Each line of the listing that contains the word "Area" is to be copied.

Task inputs:
▼▼▼
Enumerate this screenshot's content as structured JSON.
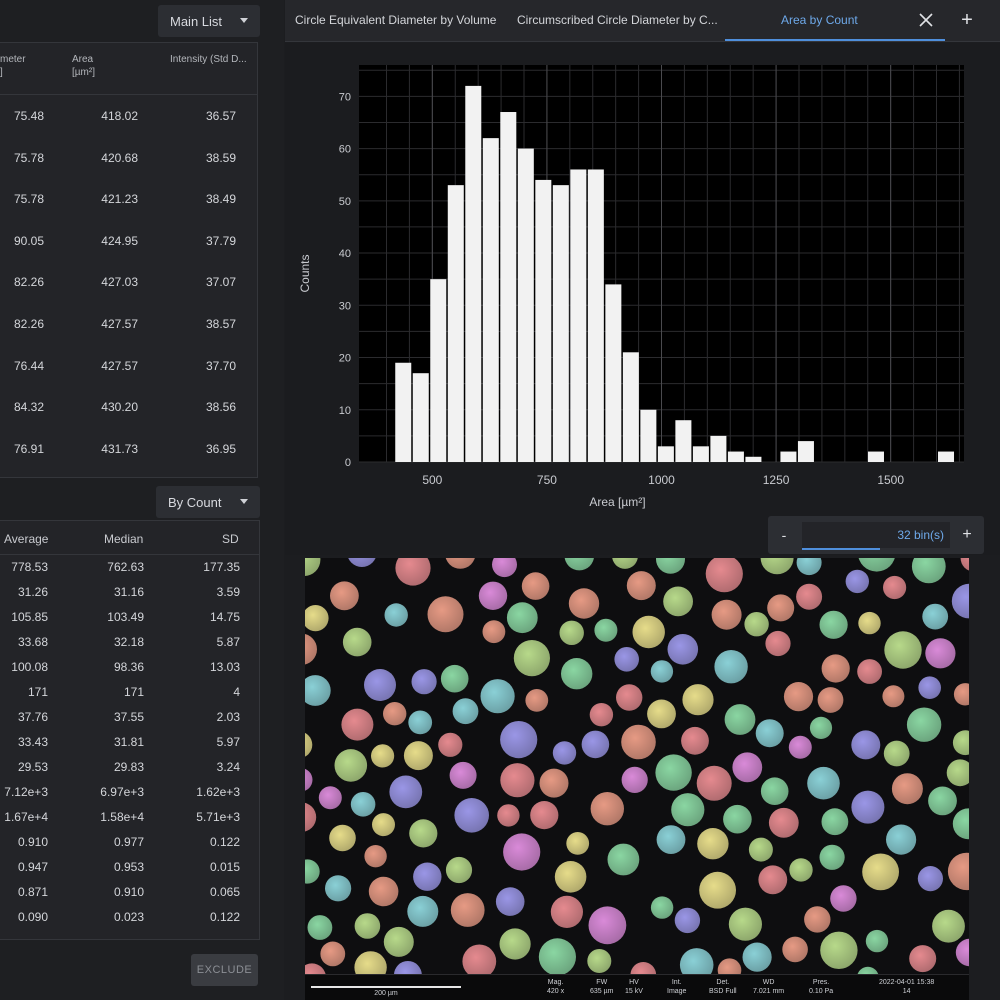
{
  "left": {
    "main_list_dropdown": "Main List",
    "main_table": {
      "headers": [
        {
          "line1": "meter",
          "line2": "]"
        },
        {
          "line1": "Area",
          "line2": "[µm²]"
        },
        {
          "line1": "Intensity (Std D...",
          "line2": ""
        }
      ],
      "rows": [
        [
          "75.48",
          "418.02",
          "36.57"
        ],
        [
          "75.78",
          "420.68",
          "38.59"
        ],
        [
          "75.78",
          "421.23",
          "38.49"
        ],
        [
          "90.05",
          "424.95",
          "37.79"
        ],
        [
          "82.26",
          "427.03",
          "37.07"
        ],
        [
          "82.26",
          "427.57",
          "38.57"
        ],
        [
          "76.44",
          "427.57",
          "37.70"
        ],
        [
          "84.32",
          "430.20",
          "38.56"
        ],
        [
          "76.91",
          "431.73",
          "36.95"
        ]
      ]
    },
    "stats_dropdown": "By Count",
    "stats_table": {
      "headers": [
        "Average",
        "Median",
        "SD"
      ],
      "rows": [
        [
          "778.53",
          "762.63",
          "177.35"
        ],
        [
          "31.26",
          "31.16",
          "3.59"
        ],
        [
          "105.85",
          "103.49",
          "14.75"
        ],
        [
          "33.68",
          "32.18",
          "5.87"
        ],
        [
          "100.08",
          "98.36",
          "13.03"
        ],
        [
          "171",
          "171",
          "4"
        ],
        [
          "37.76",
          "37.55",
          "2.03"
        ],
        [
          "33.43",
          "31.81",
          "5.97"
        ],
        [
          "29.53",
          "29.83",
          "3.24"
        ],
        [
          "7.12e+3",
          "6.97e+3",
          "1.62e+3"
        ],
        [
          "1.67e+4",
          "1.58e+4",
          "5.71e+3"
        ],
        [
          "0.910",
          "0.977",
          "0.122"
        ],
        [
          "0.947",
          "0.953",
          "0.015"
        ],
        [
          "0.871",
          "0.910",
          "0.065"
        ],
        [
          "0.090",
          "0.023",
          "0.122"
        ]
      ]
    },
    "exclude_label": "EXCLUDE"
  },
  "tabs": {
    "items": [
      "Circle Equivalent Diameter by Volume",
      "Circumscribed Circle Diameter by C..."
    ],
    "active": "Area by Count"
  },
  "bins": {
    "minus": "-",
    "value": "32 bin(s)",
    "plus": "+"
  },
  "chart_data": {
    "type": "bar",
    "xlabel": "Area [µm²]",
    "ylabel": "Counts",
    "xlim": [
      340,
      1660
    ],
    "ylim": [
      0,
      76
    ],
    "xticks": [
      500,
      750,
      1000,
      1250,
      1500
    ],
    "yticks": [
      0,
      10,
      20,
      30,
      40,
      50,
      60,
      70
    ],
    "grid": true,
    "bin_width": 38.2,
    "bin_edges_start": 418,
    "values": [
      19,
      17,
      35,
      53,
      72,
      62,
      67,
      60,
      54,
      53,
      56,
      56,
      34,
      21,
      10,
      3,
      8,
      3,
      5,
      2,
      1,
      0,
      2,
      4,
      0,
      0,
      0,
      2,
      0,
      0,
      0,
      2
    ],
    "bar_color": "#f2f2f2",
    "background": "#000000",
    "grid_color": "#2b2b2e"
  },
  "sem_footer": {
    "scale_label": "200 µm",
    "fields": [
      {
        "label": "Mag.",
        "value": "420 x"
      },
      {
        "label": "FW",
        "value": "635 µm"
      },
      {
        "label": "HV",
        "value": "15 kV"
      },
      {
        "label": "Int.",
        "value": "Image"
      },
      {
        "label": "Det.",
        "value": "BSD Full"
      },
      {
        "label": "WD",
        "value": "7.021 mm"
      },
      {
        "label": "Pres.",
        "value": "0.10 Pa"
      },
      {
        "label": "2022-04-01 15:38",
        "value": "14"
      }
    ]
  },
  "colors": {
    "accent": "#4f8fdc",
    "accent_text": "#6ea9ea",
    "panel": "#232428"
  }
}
▲▲▲
Complete output:
          "line1": "Area",
    "active": "Area by Count"
    "xlabel": "Area [µm²]",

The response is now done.